INSTRUCTION: Find the string "adopted" in the data, then copy every line where it is found.
##########
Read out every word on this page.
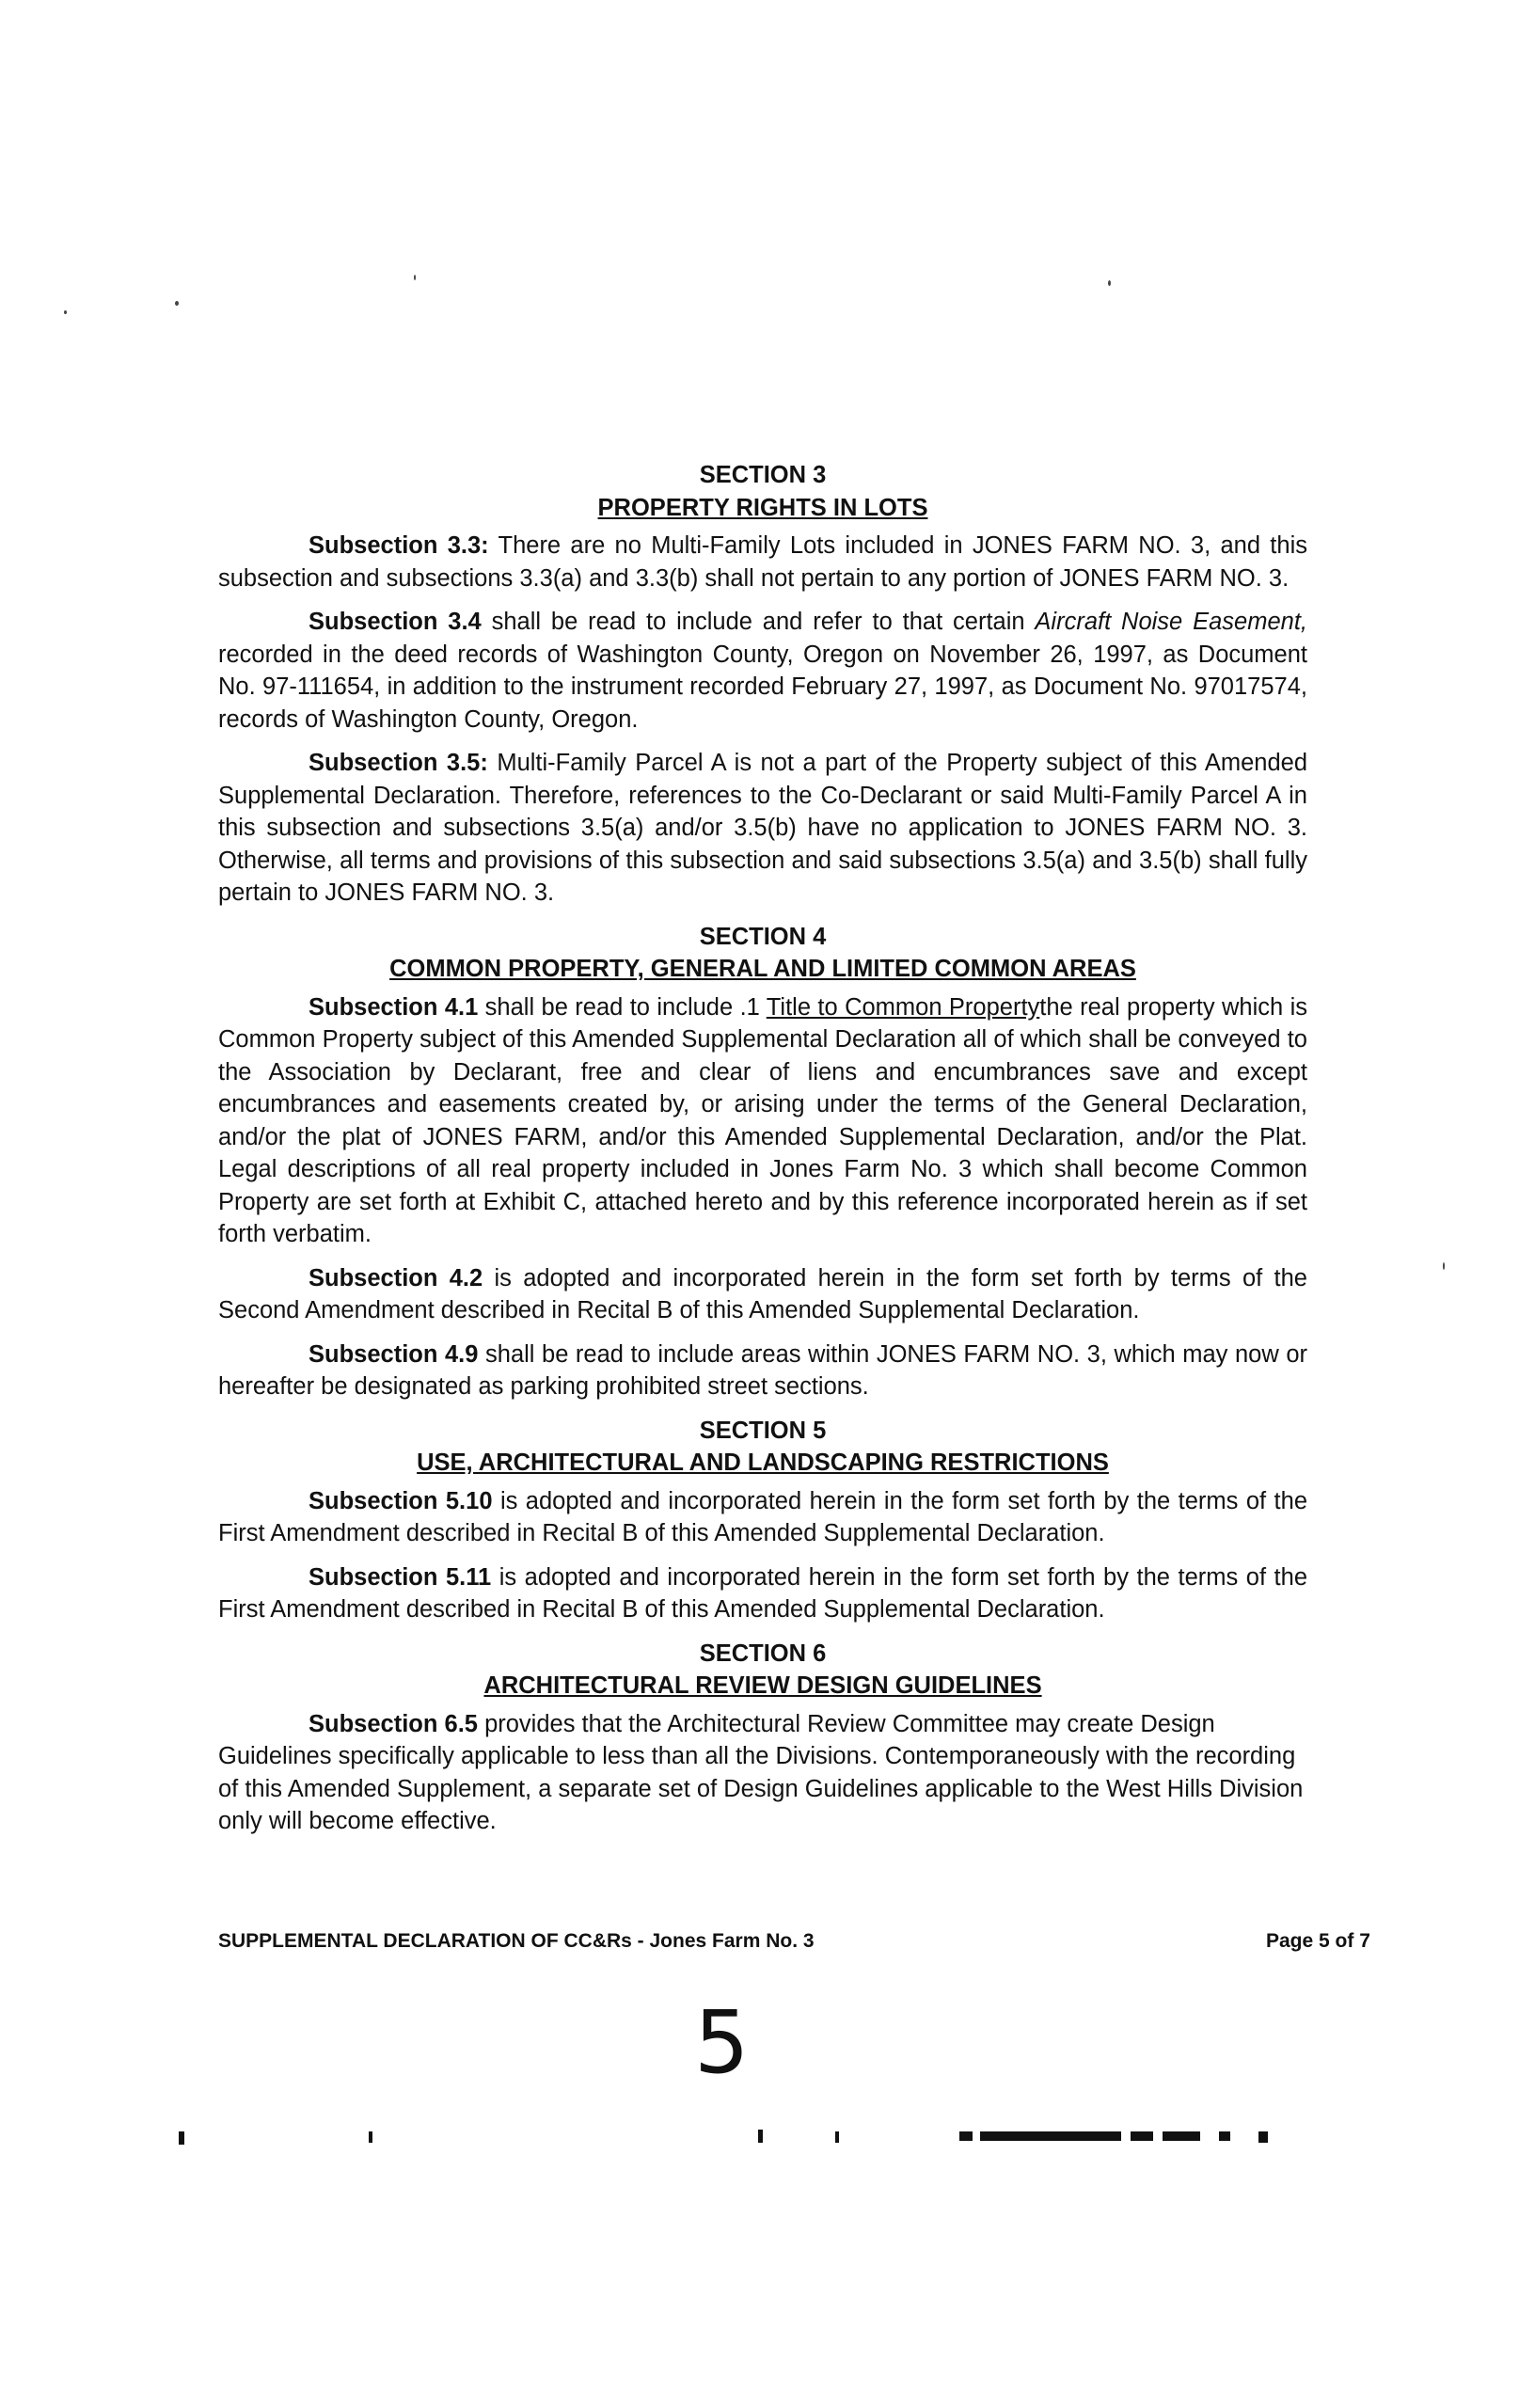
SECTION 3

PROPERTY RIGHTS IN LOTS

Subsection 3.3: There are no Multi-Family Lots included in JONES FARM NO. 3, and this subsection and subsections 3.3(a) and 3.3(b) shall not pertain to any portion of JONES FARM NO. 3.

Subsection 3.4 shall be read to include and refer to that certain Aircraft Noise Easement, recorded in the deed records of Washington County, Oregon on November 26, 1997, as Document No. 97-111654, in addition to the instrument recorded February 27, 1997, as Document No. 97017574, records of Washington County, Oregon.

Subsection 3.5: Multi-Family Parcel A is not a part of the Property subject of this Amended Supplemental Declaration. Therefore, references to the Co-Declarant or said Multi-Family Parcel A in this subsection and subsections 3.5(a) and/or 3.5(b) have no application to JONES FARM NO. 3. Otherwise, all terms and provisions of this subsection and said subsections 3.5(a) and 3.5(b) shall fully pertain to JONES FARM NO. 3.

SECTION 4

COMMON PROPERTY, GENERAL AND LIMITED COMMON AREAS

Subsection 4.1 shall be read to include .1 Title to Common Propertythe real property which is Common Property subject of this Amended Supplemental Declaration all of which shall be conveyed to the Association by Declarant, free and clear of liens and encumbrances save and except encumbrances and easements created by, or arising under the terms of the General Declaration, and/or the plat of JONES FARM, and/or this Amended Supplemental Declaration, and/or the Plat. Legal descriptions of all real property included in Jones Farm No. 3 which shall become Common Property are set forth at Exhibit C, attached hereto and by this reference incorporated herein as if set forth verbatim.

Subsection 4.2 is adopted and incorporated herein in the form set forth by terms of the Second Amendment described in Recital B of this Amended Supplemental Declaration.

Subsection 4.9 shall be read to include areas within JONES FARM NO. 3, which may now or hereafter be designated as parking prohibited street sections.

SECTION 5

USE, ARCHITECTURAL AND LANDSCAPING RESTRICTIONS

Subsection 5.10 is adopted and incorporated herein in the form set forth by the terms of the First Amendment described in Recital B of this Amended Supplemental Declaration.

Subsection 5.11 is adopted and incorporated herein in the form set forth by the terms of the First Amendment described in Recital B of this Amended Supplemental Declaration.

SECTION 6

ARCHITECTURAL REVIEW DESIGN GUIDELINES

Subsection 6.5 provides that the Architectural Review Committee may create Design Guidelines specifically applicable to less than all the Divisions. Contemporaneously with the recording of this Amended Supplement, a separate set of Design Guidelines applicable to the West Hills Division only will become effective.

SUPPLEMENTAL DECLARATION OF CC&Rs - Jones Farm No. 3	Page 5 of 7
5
##########
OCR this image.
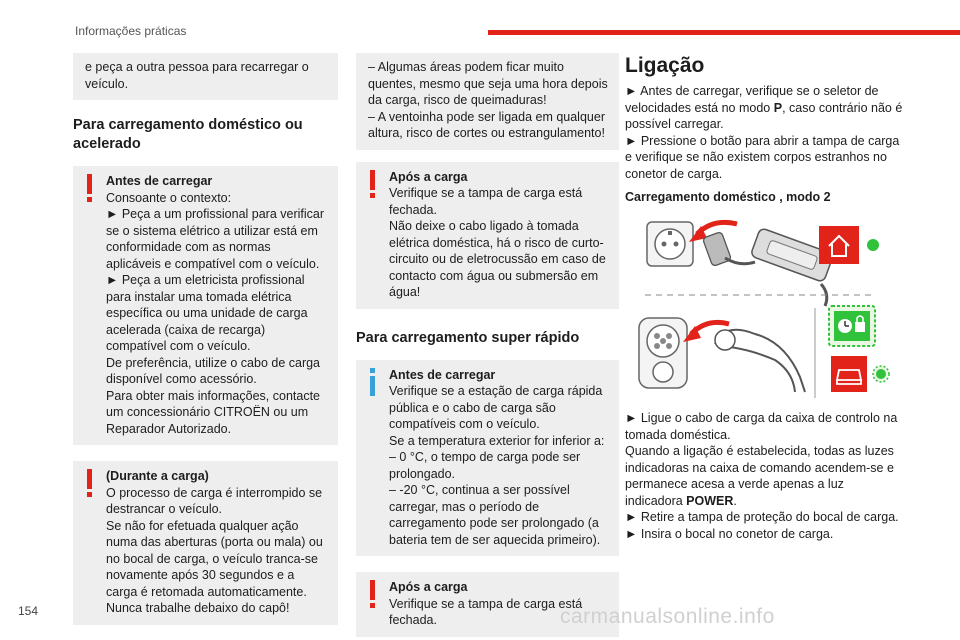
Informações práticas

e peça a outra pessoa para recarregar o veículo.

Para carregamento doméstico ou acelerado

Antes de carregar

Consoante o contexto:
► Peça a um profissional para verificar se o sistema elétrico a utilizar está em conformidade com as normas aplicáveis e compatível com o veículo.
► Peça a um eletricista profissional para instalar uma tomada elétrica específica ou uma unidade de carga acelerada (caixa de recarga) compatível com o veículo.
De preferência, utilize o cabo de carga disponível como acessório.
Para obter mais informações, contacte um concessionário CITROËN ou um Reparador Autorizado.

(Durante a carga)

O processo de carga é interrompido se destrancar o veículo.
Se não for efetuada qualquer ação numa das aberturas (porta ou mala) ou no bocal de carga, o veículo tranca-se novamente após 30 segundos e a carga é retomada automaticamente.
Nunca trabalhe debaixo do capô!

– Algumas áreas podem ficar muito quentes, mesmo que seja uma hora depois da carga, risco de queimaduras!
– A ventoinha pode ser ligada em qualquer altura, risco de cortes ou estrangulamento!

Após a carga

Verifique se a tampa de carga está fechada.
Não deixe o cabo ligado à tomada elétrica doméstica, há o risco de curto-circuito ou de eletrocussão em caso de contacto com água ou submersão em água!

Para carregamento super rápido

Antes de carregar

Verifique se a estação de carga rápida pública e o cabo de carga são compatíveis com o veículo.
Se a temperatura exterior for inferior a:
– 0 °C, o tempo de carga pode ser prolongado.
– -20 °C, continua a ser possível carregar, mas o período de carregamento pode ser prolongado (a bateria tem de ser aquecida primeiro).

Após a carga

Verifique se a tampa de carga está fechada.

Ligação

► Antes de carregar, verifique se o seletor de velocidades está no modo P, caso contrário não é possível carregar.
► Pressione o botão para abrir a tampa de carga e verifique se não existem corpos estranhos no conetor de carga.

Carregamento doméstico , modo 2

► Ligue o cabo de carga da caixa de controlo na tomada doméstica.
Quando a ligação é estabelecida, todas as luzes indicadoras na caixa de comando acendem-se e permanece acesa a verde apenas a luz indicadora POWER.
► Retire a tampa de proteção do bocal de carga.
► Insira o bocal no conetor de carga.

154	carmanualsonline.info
##########
SOLUTION FOR THIS EXERCISE:
Subsection 4.2 is adopted and incorporated herein in the form set forth by terms of the Second Amendment described in Recital B of this Amended Supplemental Declaration.
Subsection 5.10 is adopted and incorporated herein in the form set forth by the terms of the First Amendment described in Recital B of this Amended Supplemental Declaration.
Subsection 5.11 is adopted and incorporated herein in the form set forth by the terms of the First Amendment described in Recital B of this Amended Supplemental Declaration.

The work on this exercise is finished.